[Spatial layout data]
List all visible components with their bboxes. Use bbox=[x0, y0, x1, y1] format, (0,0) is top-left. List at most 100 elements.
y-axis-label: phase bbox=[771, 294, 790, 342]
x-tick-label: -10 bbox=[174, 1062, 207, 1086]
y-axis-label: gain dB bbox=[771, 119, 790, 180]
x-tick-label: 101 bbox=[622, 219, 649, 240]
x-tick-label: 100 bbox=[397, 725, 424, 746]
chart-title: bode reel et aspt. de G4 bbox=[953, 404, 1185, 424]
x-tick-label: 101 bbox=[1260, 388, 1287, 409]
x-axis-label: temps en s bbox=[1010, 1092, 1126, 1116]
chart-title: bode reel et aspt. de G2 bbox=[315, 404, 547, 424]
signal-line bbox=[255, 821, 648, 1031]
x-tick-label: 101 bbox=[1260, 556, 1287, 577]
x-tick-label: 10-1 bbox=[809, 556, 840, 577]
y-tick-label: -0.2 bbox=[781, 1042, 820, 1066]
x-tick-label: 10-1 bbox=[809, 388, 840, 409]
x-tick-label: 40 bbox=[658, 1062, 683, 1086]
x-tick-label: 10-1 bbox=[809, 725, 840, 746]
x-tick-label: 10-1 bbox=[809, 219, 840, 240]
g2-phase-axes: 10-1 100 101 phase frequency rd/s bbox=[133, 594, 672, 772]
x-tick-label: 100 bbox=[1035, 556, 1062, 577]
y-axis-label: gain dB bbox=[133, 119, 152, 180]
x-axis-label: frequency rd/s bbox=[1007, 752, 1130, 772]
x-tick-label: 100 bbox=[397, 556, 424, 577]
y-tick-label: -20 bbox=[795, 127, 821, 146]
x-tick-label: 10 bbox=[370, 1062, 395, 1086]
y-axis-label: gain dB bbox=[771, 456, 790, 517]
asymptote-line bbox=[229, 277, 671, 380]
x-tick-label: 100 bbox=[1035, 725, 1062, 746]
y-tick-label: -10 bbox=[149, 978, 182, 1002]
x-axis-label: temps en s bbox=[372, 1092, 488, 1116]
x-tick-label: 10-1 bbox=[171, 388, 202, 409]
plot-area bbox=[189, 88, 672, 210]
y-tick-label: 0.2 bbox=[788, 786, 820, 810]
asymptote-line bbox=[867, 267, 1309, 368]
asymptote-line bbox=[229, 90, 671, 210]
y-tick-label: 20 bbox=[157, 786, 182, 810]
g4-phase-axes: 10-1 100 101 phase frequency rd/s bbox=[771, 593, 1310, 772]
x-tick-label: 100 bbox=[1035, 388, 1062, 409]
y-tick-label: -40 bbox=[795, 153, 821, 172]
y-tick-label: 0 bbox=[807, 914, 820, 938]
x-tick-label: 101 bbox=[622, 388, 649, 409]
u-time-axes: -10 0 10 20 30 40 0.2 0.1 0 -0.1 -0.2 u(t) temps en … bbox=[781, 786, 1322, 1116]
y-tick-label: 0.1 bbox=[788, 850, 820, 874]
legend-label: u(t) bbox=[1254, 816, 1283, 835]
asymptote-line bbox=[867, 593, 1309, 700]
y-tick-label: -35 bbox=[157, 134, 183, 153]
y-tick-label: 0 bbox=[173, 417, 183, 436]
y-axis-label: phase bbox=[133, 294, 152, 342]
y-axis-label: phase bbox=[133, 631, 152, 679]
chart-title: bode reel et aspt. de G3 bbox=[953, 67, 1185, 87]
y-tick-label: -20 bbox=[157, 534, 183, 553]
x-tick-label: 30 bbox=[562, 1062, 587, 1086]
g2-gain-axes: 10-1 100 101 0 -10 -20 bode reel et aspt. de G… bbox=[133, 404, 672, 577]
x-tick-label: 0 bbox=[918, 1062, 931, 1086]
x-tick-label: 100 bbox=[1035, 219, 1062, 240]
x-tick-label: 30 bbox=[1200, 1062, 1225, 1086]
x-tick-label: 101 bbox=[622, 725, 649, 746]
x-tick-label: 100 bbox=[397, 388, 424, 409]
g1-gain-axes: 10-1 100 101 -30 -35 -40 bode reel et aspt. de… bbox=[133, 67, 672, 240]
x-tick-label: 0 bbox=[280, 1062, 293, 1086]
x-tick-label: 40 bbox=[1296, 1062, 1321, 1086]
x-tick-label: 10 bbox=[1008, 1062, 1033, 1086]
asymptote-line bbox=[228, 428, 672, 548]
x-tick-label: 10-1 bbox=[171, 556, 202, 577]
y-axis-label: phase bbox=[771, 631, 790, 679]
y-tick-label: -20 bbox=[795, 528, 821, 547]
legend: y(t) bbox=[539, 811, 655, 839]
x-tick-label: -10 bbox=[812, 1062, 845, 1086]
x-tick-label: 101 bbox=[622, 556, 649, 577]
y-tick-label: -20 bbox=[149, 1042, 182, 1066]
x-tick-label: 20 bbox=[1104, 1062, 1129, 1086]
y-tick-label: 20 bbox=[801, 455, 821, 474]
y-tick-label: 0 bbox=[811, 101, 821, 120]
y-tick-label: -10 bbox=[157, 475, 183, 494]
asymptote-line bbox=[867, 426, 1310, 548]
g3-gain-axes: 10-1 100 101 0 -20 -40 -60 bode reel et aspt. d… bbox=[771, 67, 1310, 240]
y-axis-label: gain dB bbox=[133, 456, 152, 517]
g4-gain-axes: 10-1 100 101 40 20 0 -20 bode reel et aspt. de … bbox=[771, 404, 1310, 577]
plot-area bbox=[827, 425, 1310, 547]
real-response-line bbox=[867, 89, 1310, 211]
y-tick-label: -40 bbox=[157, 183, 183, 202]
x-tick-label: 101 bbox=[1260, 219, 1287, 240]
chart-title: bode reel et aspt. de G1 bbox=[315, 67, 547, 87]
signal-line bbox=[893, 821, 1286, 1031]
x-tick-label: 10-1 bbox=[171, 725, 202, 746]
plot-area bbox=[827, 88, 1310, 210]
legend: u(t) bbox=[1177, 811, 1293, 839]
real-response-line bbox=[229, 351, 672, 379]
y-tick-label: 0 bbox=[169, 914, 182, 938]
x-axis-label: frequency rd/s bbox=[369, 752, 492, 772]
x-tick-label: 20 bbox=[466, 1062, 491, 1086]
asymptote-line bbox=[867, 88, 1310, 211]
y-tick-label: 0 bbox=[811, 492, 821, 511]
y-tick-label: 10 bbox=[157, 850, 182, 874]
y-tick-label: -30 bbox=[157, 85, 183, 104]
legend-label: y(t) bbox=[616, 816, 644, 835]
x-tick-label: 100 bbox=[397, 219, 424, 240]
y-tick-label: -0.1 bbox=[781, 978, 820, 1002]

- _Task brief_:
Rewrite the data as a JSON list of strings, one string per line, starting at its first line and continuing through the line containing "y-tick-label: -0.2 bbox=[781, 1042, 820, 1066]", with both of those lines included and any blank lines left out.

- _The solution_:
[
  "List all visible components with their bboxes. Use bbox=[x0, y0, x1, y1] format, (0,0) is top-left. List at most 100 elements.",
  "y-axis-label: phase bbox=[771, 294, 790, 342]",
  "x-tick-label: -10 bbox=[174, 1062, 207, 1086]",
  "y-axis-label: gain dB bbox=[771, 119, 790, 180]",
  "x-tick-label: 101 bbox=[622, 219, 649, 240]",
  "x-tick-label: 100 bbox=[397, 725, 424, 746]",
  "chart-title: bode reel et aspt. de G4 bbox=[953, 404, 1185, 424]",
  "x-tick-label: 101 bbox=[1260, 388, 1287, 409]",
  "x-axis-label: temps en s bbox=[1010, 1092, 1126, 1116]",
  "chart-title: bode reel et aspt. de G2 bbox=[315, 404, 547, 424]",
  "signal-line bbox=[255, 821, 648, 1031]",
  "x-tick-label: 101 bbox=[1260, 556, 1287, 577]",
  "x-tick-label: 10-1 bbox=[809, 556, 840, 577]",
  "y-tick-label: -0.2 bbox=[781, 1042, 820, 1066]"
]